▸ Exercise instructions
Arrange the lines of every item below as a numbered list, skipping any blank lines. Leave the pictures out of your answer.
-- Begin Items --
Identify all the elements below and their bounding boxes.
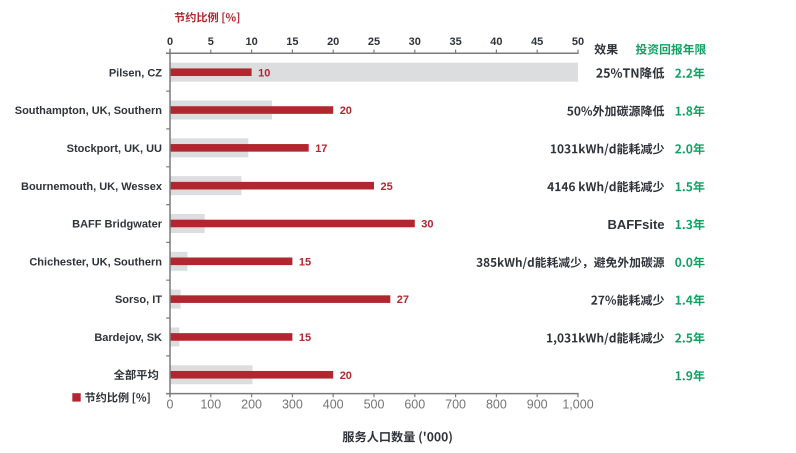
- svg-text:30: 30: [421, 219, 433, 231]
- svg-text:1,000: 1,000: [562, 397, 593, 411]
- svg-text:100: 100: [200, 397, 221, 411]
- svg-text:200: 200: [241, 397, 262, 411]
- svg-text:5: 5: [208, 36, 214, 48]
- svg-text:400: 400: [323, 397, 344, 411]
- svg-text:45: 45: [531, 36, 543, 48]
- svg-text:800: 800: [486, 397, 507, 411]
- svg-text:15: 15: [299, 332, 311, 344]
- svg-text:Chichester, UK, Southern: Chichester, UK, Southern: [29, 256, 162, 268]
- svg-text:Bardejov, SK: Bardejov, SK: [94, 332, 162, 344]
- svg-text:50: 50: [572, 36, 584, 48]
- svg-text:BAFF Bridgwater: BAFF Bridgwater: [72, 219, 163, 231]
- svg-text:25: 25: [368, 36, 380, 48]
- svg-text:700: 700: [445, 397, 466, 411]
- svg-text:0: 0: [167, 397, 174, 411]
- svg-text:35: 35: [449, 36, 461, 48]
- svg-text:Stockport, UK, UU: Stockport, UK, UU: [67, 143, 162, 155]
- svg-text:BAFFsite: BAFFsite: [607, 217, 664, 232]
- svg-text:27: 27: [397, 294, 409, 306]
- svg-text:30: 30: [409, 36, 421, 48]
- svg-text:25: 25: [381, 181, 393, 193]
- svg-text:15: 15: [286, 36, 298, 48]
- svg-text:20: 20: [327, 36, 339, 48]
- svg-text:900: 900: [527, 397, 548, 411]
- svg-text:Pilsen, CZ: Pilsen, CZ: [109, 67, 162, 79]
- svg-text:600: 600: [404, 397, 425, 411]
- svg-text:Southampton, UK, Southern: Southampton, UK, Southern: [15, 105, 163, 117]
- svg-text:300: 300: [282, 397, 303, 411]
- svg-text:20: 20: [340, 105, 352, 117]
- svg-text:15: 15: [299, 256, 311, 268]
- svg-text:500: 500: [364, 397, 385, 411]
- svg-text:Sorso, IT: Sorso, IT: [115, 294, 162, 306]
- svg-text:20: 20: [340, 370, 352, 382]
- svg-text:40: 40: [490, 36, 502, 48]
- svg-text:17: 17: [315, 143, 327, 155]
- svg-text:10: 10: [258, 67, 270, 79]
- svg-text:0: 0: [167, 36, 173, 48]
- svg-text:10: 10: [245, 36, 257, 48]
- svg-text:Bournemouth, UK, Wessex: Bournemouth, UK, Wessex: [21, 181, 163, 193]
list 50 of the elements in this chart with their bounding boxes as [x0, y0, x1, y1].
-- End Items --
▸ Task output
1. Identify all the elements below and their bounding boxes.
2. - svg-text:30: 30: [421, 219, 433, 231]
3. - svg-text:1,000: 1,000: [562, 397, 593, 411]
4. - svg-text:100: 100: [200, 397, 221, 411]
5. - svg-text:200: 200: [241, 397, 262, 411]
6. - svg-text:5: 5: [208, 36, 214, 48]
7. - svg-text:400: 400: [323, 397, 344, 411]
8. - svg-text:45: 45: [531, 36, 543, 48]
9. - svg-text:800: 800: [486, 397, 507, 411]
10. - svg-text:15: 15: [299, 332, 311, 344]
11. - svg-text:Chichester, UK, Southern: Chichester, UK, Southern: [29, 256, 162, 268]
12. - svg-text:Bardejov, SK: Bardejov, SK: [94, 332, 162, 344]
13. - svg-text:50: 50: [572, 36, 584, 48]
14. - svg-text:BAFF Bridgwater: BAFF Bridgwater: [72, 219, 163, 231]
15. - svg-text:25: 25: [368, 36, 380, 48]
16. - svg-text:700: 700: [445, 397, 466, 411]
17. - svg-text:0: 0: [167, 397, 174, 411]
18. - svg-text:35: 35: [449, 36, 461, 48]
19. - svg-text:Stockport, UK, UU: Stockport, UK, UU: [67, 143, 162, 155]
20. - svg-text:BAFFsite: BAFFsite: [607, 217, 664, 232]
21. - svg-text:27: 27: [397, 294, 409, 306]
22. - svg-text:30: 30: [409, 36, 421, 48]
23. - svg-text:25: 25: [381, 181, 393, 193]
24. - svg-text:15: 15: [286, 36, 298, 48]
25. - svg-text:20: 20: [327, 36, 339, 48]
26. - svg-text:900: 900: [527, 397, 548, 411]
27. - svg-text:Pilsen, CZ: Pilsen, CZ: [109, 67, 162, 79]
28. - svg-text:600: 600: [404, 397, 425, 411]
29. - svg-text:Southampton, UK, Southern: Southampton, UK, Southern: [15, 105, 163, 117]
30. - svg-text:300: 300: [282, 397, 303, 411]
31. - svg-text:20: 20: [340, 105, 352, 117]
32. - svg-text:15: 15: [299, 256, 311, 268]
33. - svg-text:500: 500: [364, 397, 385, 411]
34. - svg-text:Sorso, IT: Sorso, IT: [115, 294, 162, 306]
35. - svg-text:20: 20: [340, 370, 352, 382]
36. - svg-text:40: 40: [490, 36, 502, 48]
37. - svg-text:17: 17: [315, 143, 327, 155]
38. - svg-text:10: 10: [258, 67, 270, 79]
39. - svg-text:0: 0: [167, 36, 173, 48]
40. - svg-text:10: 10: [245, 36, 257, 48]
41. - svg-text:Bournemouth, UK, Wessex: Bournemouth, UK, Wessex: [21, 181, 163, 193]
42. list 50 of the elements in this chart with their bounding boxes as [x0, y0, x1, y1].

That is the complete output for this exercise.